**PROBLEM DESCRIPTION:**
Return each line of the data below exactly, omitting any pictures.

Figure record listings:
-- -- --

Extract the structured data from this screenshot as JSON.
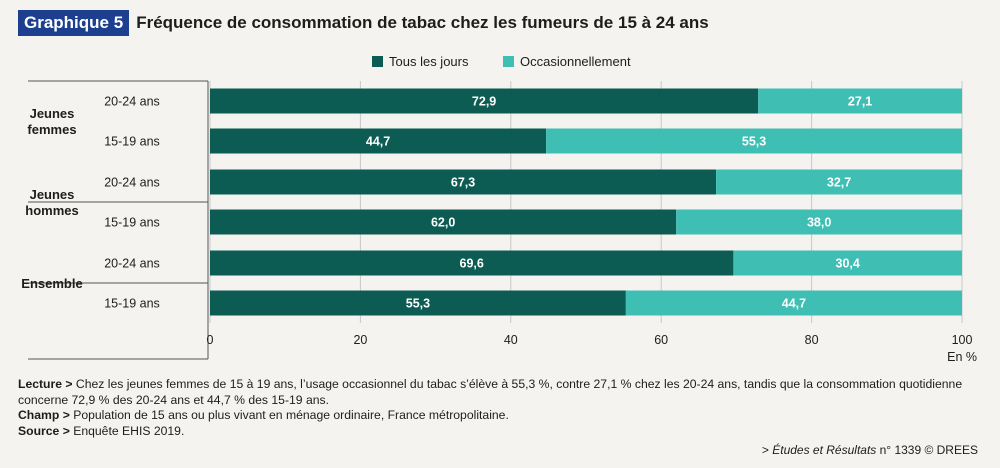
{
  "header": {
    "badge": "Graphique 5",
    "title": "Fréquence de consommation de tabac chez les fumeurs de 15 à 24 ans"
  },
  "chart_data": {
    "type": "bar",
    "orientation": "horizontal",
    "stacked": true,
    "groups": [
      {
        "label": "Jeunes femmes",
        "rows": [
          "20-24 ans",
          "15-19 ans"
        ]
      },
      {
        "label": "Jeunes hommes",
        "rows": [
          "20-24 ans",
          "15-19 ans"
        ]
      },
      {
        "label": "Ensemble",
        "rows": [
          "20-24 ans",
          "15-19 ans"
        ]
      }
    ],
    "categories": [
      "Jeunes femmes 20-24 ans",
      "Jeunes femmes 15-19 ans",
      "Jeunes hommes 20-24 ans",
      "Jeunes hommes 15-19 ans",
      "Ensemble 20-24 ans",
      "Ensemble 15-19 ans"
    ],
    "series": [
      {
        "name": "Tous les jours",
        "color": "#0d5c53",
        "values": [
          72.9,
          44.7,
          67.3,
          62.0,
          69.6,
          55.3
        ],
        "labels": [
          "72,9",
          "44,7",
          "67,3",
          "62,0",
          "69,6",
          "55,3"
        ]
      },
      {
        "name": "Occasionnellement",
        "color": "#3fbfb4",
        "values": [
          27.1,
          55.3,
          32.7,
          38.0,
          30.4,
          44.7
        ],
        "labels": [
          "27,1",
          "55,3",
          "32,7",
          "38,0",
          "30,4",
          "44,7"
        ]
      }
    ],
    "xlim": [
      0,
      100
    ],
    "xticks": [
      0,
      20,
      40,
      60,
      80,
      100
    ],
    "xunit": "En %",
    "grid": true,
    "legend": "top-center"
  },
  "notes": {
    "lecture_label": "Lecture >",
    "lecture_text": "Chez les jeunes femmes de 15 à 19 ans, l’usage occasionnel du tabac s’élève à 55,3 %, contre 27,1 % chez les 20-24 ans, tandis que la consommation quotidienne concerne 72,9 % des 20-24 ans et 44,7 % des 15-19 ans.",
    "champ_label": "Champ >",
    "champ_text": "Population de 15 ans ou plus vivant en ménage ordinaire, France métropolitaine.",
    "source_label": "Source >",
    "source_text": "Enquête EHIS 2019."
  },
  "credit": {
    "prefix": "> ",
    "publication": "Études et Résultats",
    "rest": " n° 1339 © DREES"
  }
}
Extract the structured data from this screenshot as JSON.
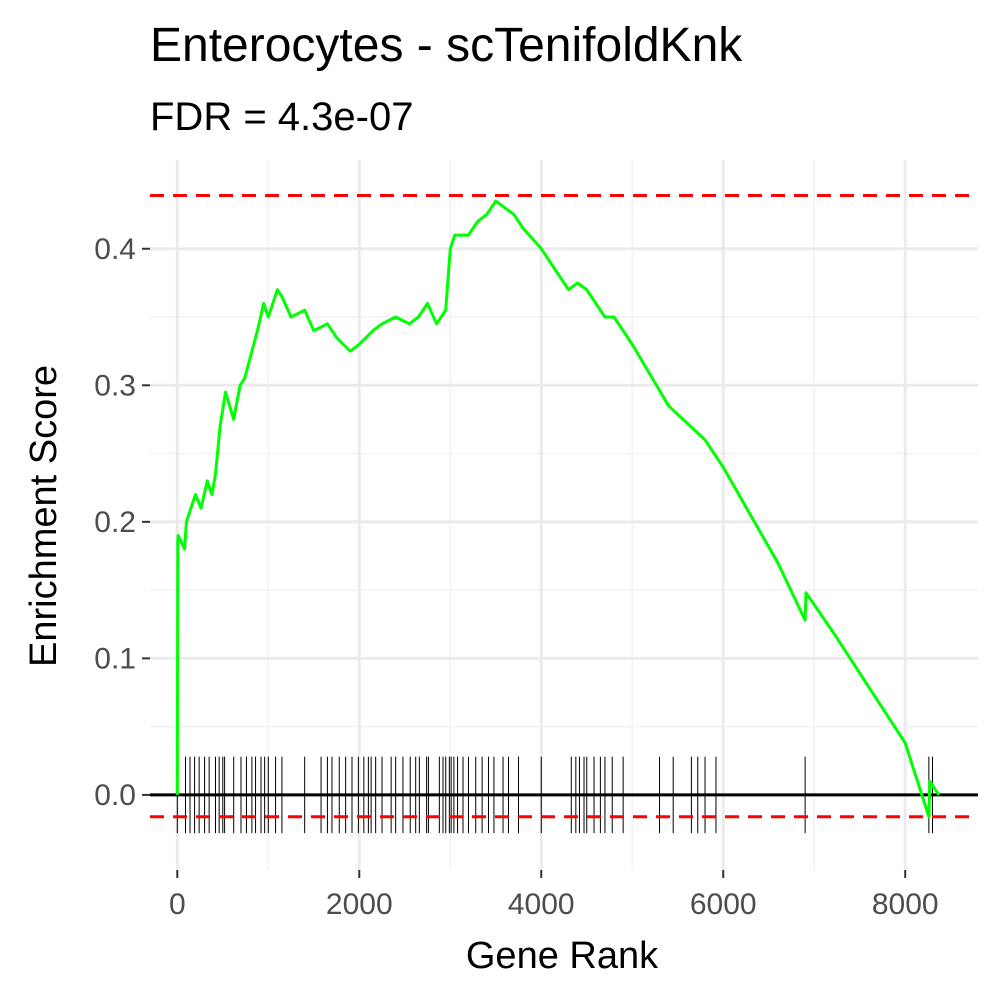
{
  "chart_data": {
    "type": "line",
    "title": "Enterocytes - scTenifoldKnk",
    "subtitle": "FDR = 4.3e-07",
    "xlabel": "Gene Rank",
    "ylabel": "Enrichment Score",
    "xlim": [
      -300,
      8800
    ],
    "ylim": [
      -0.055,
      0.465
    ],
    "x_ticks": [
      0,
      2000,
      4000,
      6000,
      8000
    ],
    "x_tick_labels": [
      "0",
      "2000",
      "4000",
      "6000",
      "8000"
    ],
    "y_ticks": [
      0.0,
      0.1,
      0.2,
      0.3,
      0.4
    ],
    "y_tick_labels": [
      "0.0",
      "0.1",
      "0.2",
      "0.3",
      "0.4"
    ],
    "grid": true,
    "max_es": 0.439,
    "min_es": -0.016,
    "line_color": "#00ff00",
    "threshold_color": "#ff0000",
    "series": [
      {
        "x": [
          0,
          5,
          10,
          80,
          100,
          150,
          200,
          260,
          330,
          380,
          420,
          470,
          530,
          620,
          690,
          740,
          800,
          880,
          950,
          1000,
          1100,
          1150,
          1250,
          1400,
          1500,
          1650,
          1750,
          1900,
          2000,
          2150,
          2250,
          2400,
          2550,
          2650,
          2750,
          2850,
          2950,
          3000,
          3050,
          3200,
          3300,
          3400,
          3500,
          3600,
          3700,
          3800,
          4000,
          4150,
          4300,
          4400,
          4500,
          4700,
          4800,
          5000,
          5400,
          5800,
          6000,
          6600,
          6900,
          6910,
          7200,
          8000,
          8260,
          8270,
          8370
        ],
        "y": [
          0.0,
          0.185,
          0.19,
          0.18,
          0.2,
          0.21,
          0.22,
          0.21,
          0.23,
          0.22,
          0.235,
          0.27,
          0.295,
          0.275,
          0.3,
          0.305,
          0.32,
          0.34,
          0.36,
          0.35,
          0.37,
          0.365,
          0.35,
          0.355,
          0.34,
          0.345,
          0.335,
          0.325,
          0.33,
          0.34,
          0.345,
          0.35,
          0.345,
          0.35,
          0.36,
          0.345,
          0.355,
          0.4,
          0.41,
          0.41,
          0.42,
          0.425,
          0.435,
          0.43,
          0.425,
          0.415,
          0.4,
          0.385,
          0.37,
          0.375,
          0.37,
          0.35,
          0.35,
          0.33,
          0.285,
          0.26,
          0.24,
          0.17,
          0.128,
          0.148,
          0.12,
          0.038,
          -0.016,
          0.01,
          0.0
        ]
      }
    ],
    "hits": [
      0,
      90,
      140,
      190,
      240,
      300,
      350,
      420,
      460,
      500,
      520,
      620,
      700,
      760,
      820,
      860,
      920,
      960,
      1000,
      1080,
      1150,
      1400,
      1580,
      1650,
      1700,
      1780,
      1850,
      1920,
      1990,
      2050,
      2100,
      2130,
      2180,
      2250,
      2350,
      2400,
      2480,
      2560,
      2620,
      2660,
      2740,
      2760,
      2880,
      2920,
      2950,
      2990,
      3010,
      3040,
      3080,
      3140,
      3200,
      3280,
      3350,
      3420,
      3480,
      3580,
      3640,
      3750,
      4000,
      4330,
      4380,
      4420,
      4470,
      4500,
      4580,
      4650,
      4700,
      4780,
      4900,
      5300,
      5450,
      5650,
      5720,
      5800,
      5920,
      6900,
      8260,
      8300
    ]
  }
}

-- -- --

**TASK RESULT:**
Extract the structured data from this screenshot as JSON.
{
  "header": {
    "badge": "Graphique 5",
    "title": "Fréquence de consommation de tabac chez les fumeurs de 15 à 24 ans"
  },
  "chart_data": {
    "type": "bar",
    "orientation": "horizontal",
    "stacked": true,
    "groups": [
      {
        "label": "Jeunes femmes",
        "rows": [
          "20-24 ans",
          "15-19 ans"
        ]
      },
      {
        "label": "Jeunes hommes",
        "rows": [
          "20-24 ans",
          "15-19 ans"
        ]
      },
      {
        "label": "Ensemble",
        "rows": [
          "20-24 ans",
          "15-19 ans"
        ]
      }
    ],
    "categories": [
      "Jeunes femmes 20-24 ans",
      "Jeunes femmes 15-19 ans",
      "Jeunes hommes 20-24 ans",
      "Jeunes hommes 15-19 ans",
      "Ensemble 20-24 ans",
      "Ensemble 15-19 ans"
    ],
    "series": [
      {
        "name": "Tous les jours",
        "color": "#0d5c53",
        "values": [
          72.9,
          44.7,
          67.3,
          62.0,
          69.6,
          55.3
        ],
        "labels": [
          "72,9",
          "44,7",
          "67,3",
          "62,0",
          "69,6",
          "55,3"
        ]
      },
      {
        "name": "Occasionnellement",
        "color": "#3fbfb4",
        "values": [
          27.1,
          55.3,
          32.7,
          38.0,
          30.4,
          44.7
        ],
        "labels": [
          "27,1",
          "55,3",
          "32,7",
          "38,0",
          "30,4",
          "44,7"
        ]
      }
    ],
    "xlim": [
      0,
      100
    ],
    "xticks": [
      0,
      20,
      40,
      60,
      80,
      100
    ],
    "xunit": "En %",
    "grid": true,
    "legend": "top-center"
  },
  "notes": {
    "lecture_label": "Lecture >",
    "lecture_text": "Chez les jeunes femmes de 15 à 19 ans, l’usage occasionnel du tabac s’élève à 55,3 %, contre 27,1 % chez les 20-24 ans, tandis que la consommation quotidienne concerne 72,9 % des 20-24 ans et 44,7 % des 15-19 ans.",
    "champ_label": "Champ >",
    "champ_text": "Population de 15 ans ou plus vivant en ménage ordinaire, France métropolitaine.",
    "source_label": "Source >",
    "source_text": "Enquête EHIS 2019."
  },
  "credit": {
    "prefix": "> ",
    "publication": "Études et Résultats",
    "rest": " n° 1339 © DREES"
  }
}
Extract the structured data from this screenshot as JSON.
{
  "chart_data": {
    "type": "line",
    "title": "Enterocytes - scTenifoldKnk",
    "subtitle": "FDR = 4.3e-07",
    "xlabel": "Gene Rank",
    "ylabel": "Enrichment Score",
    "xlim": [
      -300,
      8800
    ],
    "ylim": [
      -0.055,
      0.465
    ],
    "x_ticks": [
      0,
      2000,
      4000,
      6000,
      8000
    ],
    "x_tick_labels": [
      "0",
      "2000",
      "4000",
      "6000",
      "8000"
    ],
    "y_ticks": [
      0.0,
      0.1,
      0.2,
      0.3,
      0.4
    ],
    "y_tick_labels": [
      "0.0",
      "0.1",
      "0.2",
      "0.3",
      "0.4"
    ],
    "grid": true,
    "max_es": 0.439,
    "min_es": -0.016,
    "line_color": "#00ff00",
    "threshold_color": "#ff0000",
    "series": [
      {
        "x": [
          0,
          5,
          10,
          80,
          100,
          150,
          200,
          260,
          330,
          380,
          420,
          470,
          530,
          620,
          690,
          740,
          800,
          880,
          950,
          1000,
          1100,
          1150,
          1250,
          1400,
          1500,
          1650,
          1750,
          1900,
          2000,
          2150,
          2250,
          2400,
          2550,
          2650,
          2750,
          2850,
          2950,
          3000,
          3050,
          3200,
          3300,
          3400,
          3500,
          3600,
          3700,
          3800,
          4000,
          4150,
          4300,
          4400,
          4500,
          4700,
          4800,
          5000,
          5400,
          5800,
          6000,
          6600,
          6900,
          6910,
          7200,
          8000,
          8260,
          8270,
          8370
        ],
        "y": [
          0.0,
          0.185,
          0.19,
          0.18,
          0.2,
          0.21,
          0.22,
          0.21,
          0.23,
          0.22,
          0.235,
          0.27,
          0.295,
          0.275,
          0.3,
          0.305,
          0.32,
          0.34,
          0.36,
          0.35,
          0.37,
          0.365,
          0.35,
          0.355,
          0.34,
          0.345,
          0.335,
          0.325,
          0.33,
          0.34,
          0.345,
          0.35,
          0.345,
          0.35,
          0.36,
          0.345,
          0.355,
          0.4,
          0.41,
          0.41,
          0.42,
          0.425,
          0.435,
          0.43,
          0.425,
          0.415,
          0.4,
          0.385,
          0.37,
          0.375,
          0.37,
          0.35,
          0.35,
          0.33,
          0.285,
          0.26,
          0.24,
          0.17,
          0.128,
          0.148,
          0.12,
          0.038,
          -0.016,
          0.01,
          0.0
        ]
      }
    ],
    "hits": [
      0,
      90,
      140,
      190,
      240,
      300,
      350,
      420,
      460,
      500,
      520,
      620,
      700,
      760,
      820,
      860,
      920,
      960,
      1000,
      1080,
      1150,
      1400,
      1580,
      1650,
      1700,
      1780,
      1850,
      1920,
      1990,
      2050,
      2100,
      2130,
      2180,
      2250,
      2350,
      2400,
      2480,
      2560,
      2620,
      2660,
      2740,
      2760,
      2880,
      2920,
      2950,
      2990,
      3010,
      3040,
      3080,
      3140,
      3200,
      3280,
      3350,
      3420,
      3480,
      3580,
      3640,
      3750,
      4000,
      4330,
      4380,
      4420,
      4470,
      4500,
      4580,
      4650,
      4700,
      4780,
      4900,
      5300,
      5450,
      5650,
      5720,
      5800,
      5920,
      6900,
      8260,
      8300
    ]
  }
}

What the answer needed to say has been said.